(Dataset listings of figures)
※ ※ ※
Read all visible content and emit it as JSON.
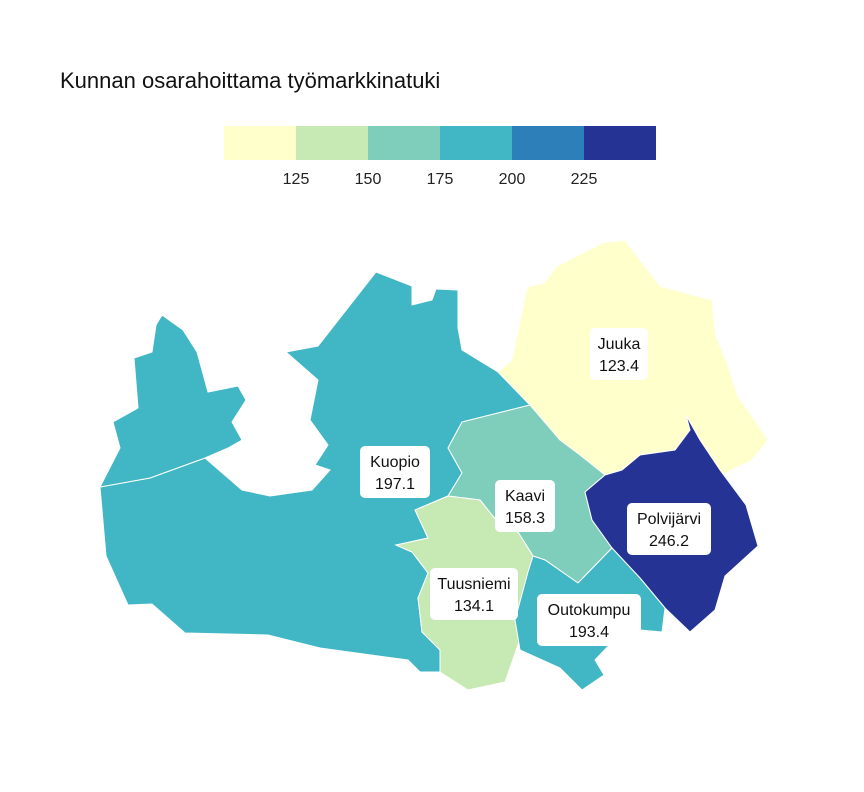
{
  "title": "Kunnan osarahoittama työmarkkinatuki",
  "legend": {
    "breaks": [
      125,
      150,
      175,
      200,
      225
    ],
    "colors": [
      "#ffffcc",
      "#c7e9b4",
      "#7fcdbb",
      "#41b6c4",
      "#2c7fb8",
      "#253494"
    ]
  },
  "chart_data": {
    "type": "choropleth",
    "title": "Kunnan osarahoittama työmarkkinatuki",
    "regions": [
      {
        "name": "Kuopio",
        "value": "197.1",
        "color": "#41b6c4"
      },
      {
        "name": "Juuka",
        "value": "123.4",
        "color": "#ffffcc"
      },
      {
        "name": "Kaavi",
        "value": "158.3",
        "color": "#7fcdbb"
      },
      {
        "name": "Polvijärvi",
        "value": "246.2",
        "color": "#253494"
      },
      {
        "name": "Tuusniemi",
        "value": "134.1",
        "color": "#c7e9b4"
      },
      {
        "name": "Outokumpu",
        "value": "193.4",
        "color": "#41b6c4"
      }
    ]
  }
}
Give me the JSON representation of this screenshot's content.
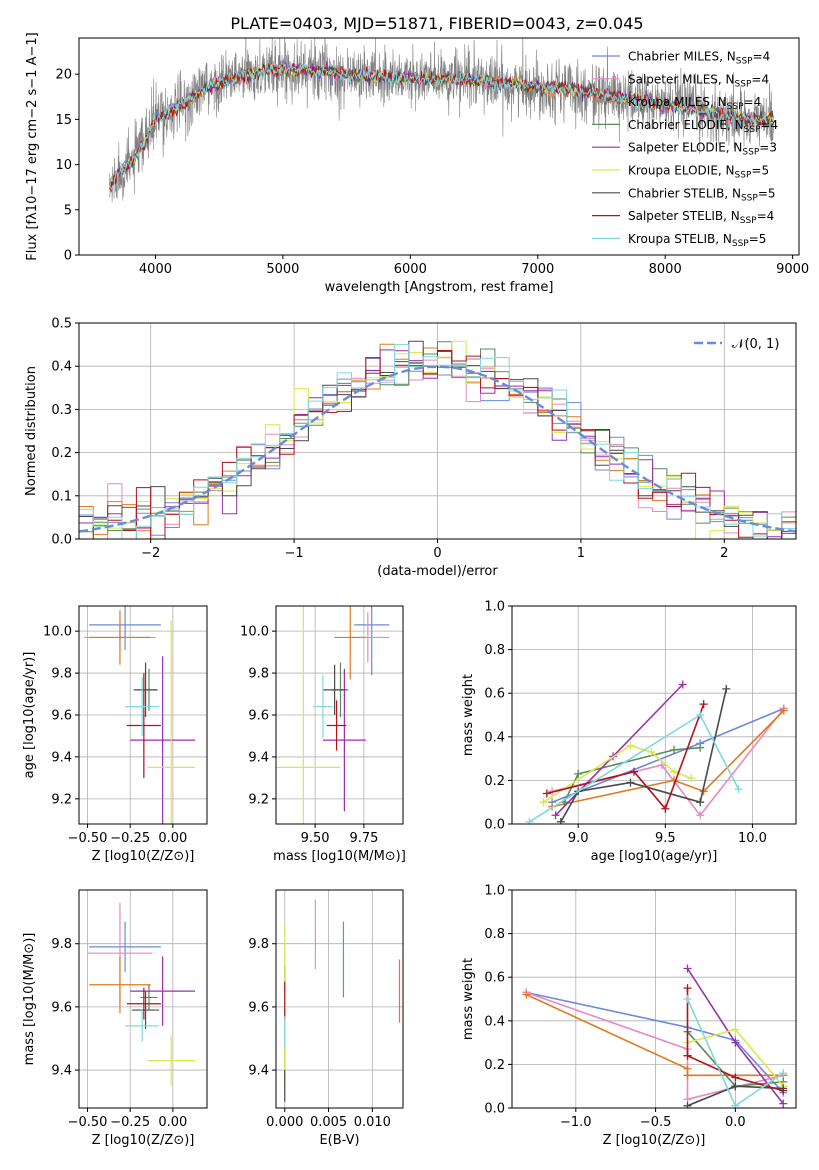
{
  "figure_title": "PLATE=0403, MJD=51871, FIBERID=0043, z=0.045",
  "colors": [
    "#6a8bdc",
    "#e78ac3",
    "#e07a1f",
    "#5b8a5b",
    "#9b2fae",
    "#d9e84a",
    "#4a4a4a",
    "#b3121b",
    "#7fd8de"
  ],
  "chart_data": [
    {
      "id": "spectrum",
      "type": "line",
      "xlabel": "wavelength [Angstrom, rest frame]",
      "ylabel_html": "Flux [f_λ 10^-17 erg cm^-2 s^-1 A^-1]",
      "ylabel": "Flux [fλ10−17 erg cm−2 s−1 A−1]",
      "xlim": [
        3400,
        9050
      ],
      "ylim": [
        0,
        24
      ],
      "xticks": [
        4000,
        5000,
        6000,
        7000,
        8000,
        9000
      ],
      "yticks": [
        0,
        5,
        10,
        15,
        20
      ],
      "grid": false,
      "legend_position": "upper-right",
      "legend": [
        {
          "label": "Chabrier MILES, N",
          "sub": "SSP",
          "suffix": "=4"
        },
        {
          "label": "Salpeter MILES, N",
          "sub": "SSP",
          "suffix": "=4"
        },
        {
          "label": "Kroupa MILES, N",
          "sub": "SSP",
          "suffix": "=4"
        },
        {
          "label": "Chabrier ELODIE, N",
          "sub": "SSP",
          "suffix": "=4"
        },
        {
          "label": "Salpeter ELODIE, N",
          "sub": "SSP",
          "suffix": "=3"
        },
        {
          "label": "Kroupa ELODIE, N",
          "sub": "SSP",
          "suffix": "=5"
        },
        {
          "label": "Chabrier STELIB, N",
          "sub": "SSP",
          "suffix": "=5"
        },
        {
          "label": "Salpeter STELIB, N",
          "sub": "SSP",
          "suffix": "=4"
        },
        {
          "label": "Kroupa STELIB, N",
          "sub": "SSP",
          "suffix": "=5"
        }
      ],
      "continuum": {
        "x": [
          3650,
          3700,
          3800,
          3900,
          4000,
          4100,
          4200,
          4300,
          4400,
          4500,
          4600,
          4700,
          4800,
          4900,
          5000,
          5100,
          5200,
          5300,
          5400,
          5500,
          5600,
          5700,
          5800,
          5900,
          6000,
          6100,
          6200,
          6300,
          6400,
          6500,
          6600,
          6700,
          6800,
          6900,
          7000,
          7100,
          7200,
          7300,
          7400,
          7500,
          7600,
          7700,
          7800,
          7900,
          8000,
          8100,
          8200,
          8300,
          8400,
          8500,
          8600,
          8700,
          8800
        ],
        "y": [
          7.5,
          9.0,
          10.0,
          12.0,
          15.0,
          15.8,
          16.5,
          17.5,
          18.5,
          19.0,
          19.5,
          19.8,
          20.2,
          20.5,
          20.6,
          20.5,
          20.5,
          20.3,
          20.2,
          20.0,
          19.8,
          19.8,
          19.7,
          19.6,
          19.5,
          19.5,
          19.4,
          19.4,
          19.4,
          19.3,
          19.2,
          19.0,
          18.9,
          18.8,
          18.7,
          18.5,
          18.4,
          18.2,
          18.0,
          17.7,
          17.5,
          17.3,
          17.0,
          16.8,
          16.6,
          16.4,
          16.2,
          15.9,
          15.6,
          15.3,
          15.1,
          14.9,
          15.0
        ]
      },
      "spectrum_range": [
        3640,
        8850
      ]
    },
    {
      "id": "residuals",
      "type": "histogram",
      "xlabel": "(data-model)/error",
      "ylabel": "Normed distribution",
      "xlim": [
        -2.5,
        2.5
      ],
      "ylim": [
        0,
        0.5
      ],
      "xticks": [
        -2,
        -1,
        0,
        1,
        2
      ],
      "xtick_labels": [
        "−2",
        "−1",
        "0",
        "1",
        "2"
      ],
      "yticks": [
        0,
        0.1,
        0.2,
        0.3,
        0.4,
        0.5
      ],
      "ytick_labels": [
        "0.0",
        "0.1",
        "0.2",
        "0.3",
        "0.4",
        "0.5"
      ],
      "grid": true,
      "legend_position": "upper-right",
      "legend_label": "𝒩(0, 1)",
      "bin_width": 0.1,
      "reference_curve": "normal(0,1) pdf"
    },
    {
      "id": "age_vs_Z",
      "type": "scatter-errorbar",
      "xlabel": "Z [log10(Z/Z⊙)]",
      "ylabel": "age  [log10(age/yr)]",
      "xlim": [
        -0.55,
        0.2
      ],
      "ylim": [
        9.08,
        10.12
      ],
      "xticks": [
        -0.5,
        -0.25,
        0.0
      ],
      "xtick_labels": [
        "−0.50",
        "−0.25",
        "0.00"
      ],
      "yticks": [
        9.2,
        9.4,
        9.6,
        9.8,
        10.0
      ],
      "ytick_labels": [
        "9.2",
        "9.4",
        "9.6",
        "9.8",
        "10.0"
      ],
      "grid": true,
      "points": [
        {
          "x": -0.28,
          "xerr": 0.21,
          "y": 10.03,
          "yerr": 0.12
        },
        {
          "x": -0.31,
          "xerr": 0.21,
          "y": 9.97,
          "yerr": 0.06
        },
        {
          "x": -0.31,
          "xerr": 0.18,
          "y": 9.97,
          "yerr": 0.13
        },
        {
          "x": -0.14,
          "xerr": 0.05,
          "y": 9.72,
          "yerr": 0.1
        },
        {
          "x": -0.06,
          "xerr": 0.19,
          "y": 9.48,
          "yerr": 0.4
        },
        {
          "x": -0.01,
          "xerr": 0.14,
          "y": 9.35,
          "yerr": 0.7
        },
        {
          "x": -0.16,
          "xerr": 0.07,
          "y": 9.72,
          "yerr": 0.13
        },
        {
          "x": -0.17,
          "xerr": 0.1,
          "y": 9.55,
          "yerr": 0.25
        },
        {
          "x": -0.18,
          "xerr": 0.1,
          "y": 9.64,
          "yerr": 0.14
        }
      ]
    },
    {
      "id": "age_vs_mass",
      "type": "scatter-errorbar",
      "xlabel": "mass [log10(M/M⊙)]",
      "ylabel": "",
      "xlim": [
        9.3,
        9.95
      ],
      "ylim": [
        9.08,
        10.12
      ],
      "xticks": [
        9.5,
        9.75
      ],
      "xtick_labels": [
        "9.50",
        "9.75"
      ],
      "yticks": [
        9.2,
        9.4,
        9.6,
        9.8,
        10.0
      ],
      "ytick_labels": [
        "9.2",
        "9.4",
        "9.6",
        "9.8",
        "10.0"
      ],
      "grid": true,
      "points": [
        {
          "x": 9.79,
          "xerr": 0.09,
          "y": 10.03,
          "yerr": 0.24
        },
        {
          "x": 9.77,
          "xerr": 0.11,
          "y": 9.97,
          "yerr": 0.12
        },
        {
          "x": 9.68,
          "xerr": 0.08,
          "y": 9.97,
          "yerr": 0.2
        },
        {
          "x": 9.63,
          "xerr": 0.04,
          "y": 9.72,
          "yerr": 0.13
        },
        {
          "x": 9.65,
          "xerr": 0.11,
          "y": 9.48,
          "yerr": 0.34
        },
        {
          "x": 9.44,
          "xerr": 0.19,
          "y": 9.35,
          "yerr": 0.87
        },
        {
          "x": 9.6,
          "xerr": 0.06,
          "y": 9.72,
          "yerr": 0.12
        },
        {
          "x": 9.61,
          "xerr": 0.05,
          "y": 9.55,
          "yerr": 0.12
        },
        {
          "x": 9.54,
          "xerr": 0.05,
          "y": 9.64,
          "yerr": 0.15
        }
      ]
    },
    {
      "id": "weight_vs_age",
      "type": "line",
      "xlabel": "age  [log10(age/yr)]",
      "ylabel": "mass weight",
      "xlim": [
        8.62,
        10.25
      ],
      "ylim": [
        0,
        1.0
      ],
      "xticks": [
        9.0,
        9.5,
        10.0
      ],
      "xtick_labels": [
        "9.0",
        "9.5",
        "10.0"
      ],
      "yticks": [
        0,
        0.2,
        0.4,
        0.6,
        0.8,
        1.0
      ],
      "ytick_labels": [
        "0.0",
        "0.2",
        "0.4",
        "0.6",
        "0.8",
        "1.0"
      ],
      "grid": true,
      "series": [
        {
          "x": [
            8.85,
            9.7,
            10.18
          ],
          "y": [
            0.1,
            0.37,
            0.53
          ]
        },
        {
          "x": [
            8.85,
            9.48,
            9.7,
            10.18
          ],
          "y": [
            0.15,
            0.27,
            0.04,
            0.53
          ]
        },
        {
          "x": [
            8.85,
            9.55,
            9.72,
            10.18
          ],
          "y": [
            0.08,
            0.2,
            0.15,
            0.52
          ]
        },
        {
          "x": [
            8.92,
            9.0,
            9.55,
            9.7
          ],
          "y": [
            0.1,
            0.23,
            0.34,
            0.35
          ]
        },
        {
          "x": [
            8.87,
            9.2,
            9.6
          ],
          "y": [
            0.04,
            0.31,
            0.64
          ]
        },
        {
          "x": [
            8.8,
            9.3,
            9.42,
            9.55,
            9.65
          ],
          "y": [
            0.1,
            0.36,
            0.33,
            0.24,
            0.21
          ]
        },
        {
          "x": [
            8.9,
            9.0,
            9.3,
            9.7,
            9.85
          ],
          "y": [
            0.01,
            0.15,
            0.19,
            0.1,
            0.62
          ]
        },
        {
          "x": [
            8.82,
            9.32,
            9.5,
            9.72
          ],
          "y": [
            0.14,
            0.24,
            0.07,
            0.55
          ]
        },
        {
          "x": [
            8.72,
            9.7,
            9.92
          ],
          "y": [
            0.01,
            0.5,
            0.16
          ]
        }
      ]
    },
    {
      "id": "mass_vs_Z",
      "type": "scatter-errorbar",
      "xlabel": "Z [log10(Z/Z⊙)]",
      "ylabel": "mass [log10(M/M⊙)]",
      "xlim": [
        -0.55,
        0.2
      ],
      "ylim": [
        9.28,
        9.97
      ],
      "xticks": [
        -0.5,
        -0.25,
        0.0
      ],
      "xtick_labels": [
        "−0.50",
        "−0.25",
        "0.00"
      ],
      "yticks": [
        9.4,
        9.6,
        9.8
      ],
      "ytick_labels": [
        "9.4",
        "9.6",
        "9.8"
      ],
      "grid": true,
      "points": [
        {
          "x": -0.28,
          "xerr": 0.21,
          "y": 9.79,
          "yerr": 0.08
        },
        {
          "x": -0.31,
          "xerr": 0.19,
          "y": 9.77,
          "yerr": 0.16
        },
        {
          "x": -0.31,
          "xerr": 0.18,
          "y": 9.67,
          "yerr": 0.09
        },
        {
          "x": -0.14,
          "xerr": 0.05,
          "y": 9.63,
          "yerr": 0.04
        },
        {
          "x": -0.06,
          "xerr": 0.19,
          "y": 9.65,
          "yerr": 0.11
        },
        {
          "x": -0.01,
          "xerr": 0.14,
          "y": 9.43,
          "yerr": 0.08
        },
        {
          "x": -0.16,
          "xerr": 0.08,
          "y": 9.59,
          "yerr": 0.06
        },
        {
          "x": -0.17,
          "xerr": 0.1,
          "y": 9.61,
          "yerr": 0.05
        },
        {
          "x": -0.18,
          "xerr": 0.1,
          "y": 9.54,
          "yerr": 0.05
        }
      ]
    },
    {
      "id": "mass_vs_EBV",
      "type": "scatter-errorbar",
      "xlabel": "E(B-V)",
      "ylabel": "",
      "xlim": [
        -0.001,
        0.0135
      ],
      "ylim": [
        9.28,
        9.97
      ],
      "xticks": [
        0.0,
        0.005,
        0.01
      ],
      "xtick_labels": [
        "0.000",
        "0.005",
        "0.010"
      ],
      "yticks": [
        9.4,
        9.6,
        9.8
      ],
      "ytick_labels": [
        "9.4",
        "9.6",
        "9.8"
      ],
      "grid": true,
      "points": [
        {
          "x": 0.0067,
          "y": 9.75,
          "yerr": 0.12
        },
        {
          "x": 0.0035,
          "y": 9.83,
          "yerr": 0.11
        },
        {
          "x": 0.0131,
          "y": 9.65,
          "yerr": 0.1
        },
        {
          "x": 0.0,
          "y": 9.5,
          "yerr": 0.12
        },
        {
          "x": 0.0,
          "y": 9.68,
          "yerr": 0.05
        },
        {
          "x": 0.0,
          "y": 9.6,
          "yerr": 0.26
        },
        {
          "x": 0.0,
          "y": 9.35,
          "yerr": 0.05
        },
        {
          "x": 0.0,
          "y": 9.62,
          "yerr": 0.06
        },
        {
          "x": 0.0,
          "y": 9.52,
          "yerr": 0.05
        }
      ]
    },
    {
      "id": "weight_vs_Z",
      "type": "line",
      "xlabel": "Z [log10(Z/Z⊙)]",
      "ylabel": "mass weight",
      "xlim": [
        -1.4,
        0.38
      ],
      "ylim": [
        0,
        1.0
      ],
      "xticks": [
        -1.0,
        -0.5,
        0.0
      ],
      "xtick_labels": [
        "−1.0",
        "−0.5",
        "0.0"
      ],
      "yticks": [
        0,
        0.2,
        0.4,
        0.6,
        0.8,
        1.0
      ],
      "ytick_labels": [
        "0.0",
        "0.2",
        "0.4",
        "0.6",
        "0.8",
        "1.0"
      ],
      "grid": true,
      "series": [
        {
          "x": [
            -1.31,
            -0.3,
            0.0,
            0.3
          ],
          "y": [
            0.53,
            0.37,
            0.31,
            0.07
          ]
        },
        {
          "x": [
            -1.31,
            -0.3,
            -0.3,
            0.3
          ],
          "y": [
            0.53,
            0.27,
            0.04,
            0.15
          ]
        },
        {
          "x": [
            -1.31,
            -0.3,
            -0.3,
            0.3
          ],
          "y": [
            0.52,
            0.18,
            0.15,
            0.15
          ]
        },
        {
          "x": [
            -0.3,
            0.0,
            0.3
          ],
          "y": [
            0.35,
            0.1,
            0.12
          ]
        },
        {
          "x": [
            -0.3,
            0.0,
            0.3
          ],
          "y": [
            0.64,
            0.3,
            0.02
          ]
        },
        {
          "x": [
            -0.3,
            0.0,
            0.3
          ],
          "y": [
            0.3,
            0.36,
            0.1
          ]
        },
        {
          "x": [
            -0.3,
            0.0,
            0.3
          ],
          "y": [
            0.01,
            0.1,
            0.09
          ]
        },
        {
          "x": [
            -0.3,
            -0.3,
            0.0,
            0.3
          ],
          "y": [
            0.55,
            0.24,
            0.14,
            0.08
          ]
        },
        {
          "x": [
            -0.3,
            0.0,
            0.3
          ],
          "y": [
            0.5,
            0.01,
            0.16
          ]
        }
      ]
    }
  ]
}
※ ※ ※
Locate the lines above that contain "STELIB" and copy them.

#### [THE OUTPUT]
          "label": "Chabrier STELIB, N",
          "label": "Salpeter STELIB, N",
          "label": "Kroupa STELIB, N",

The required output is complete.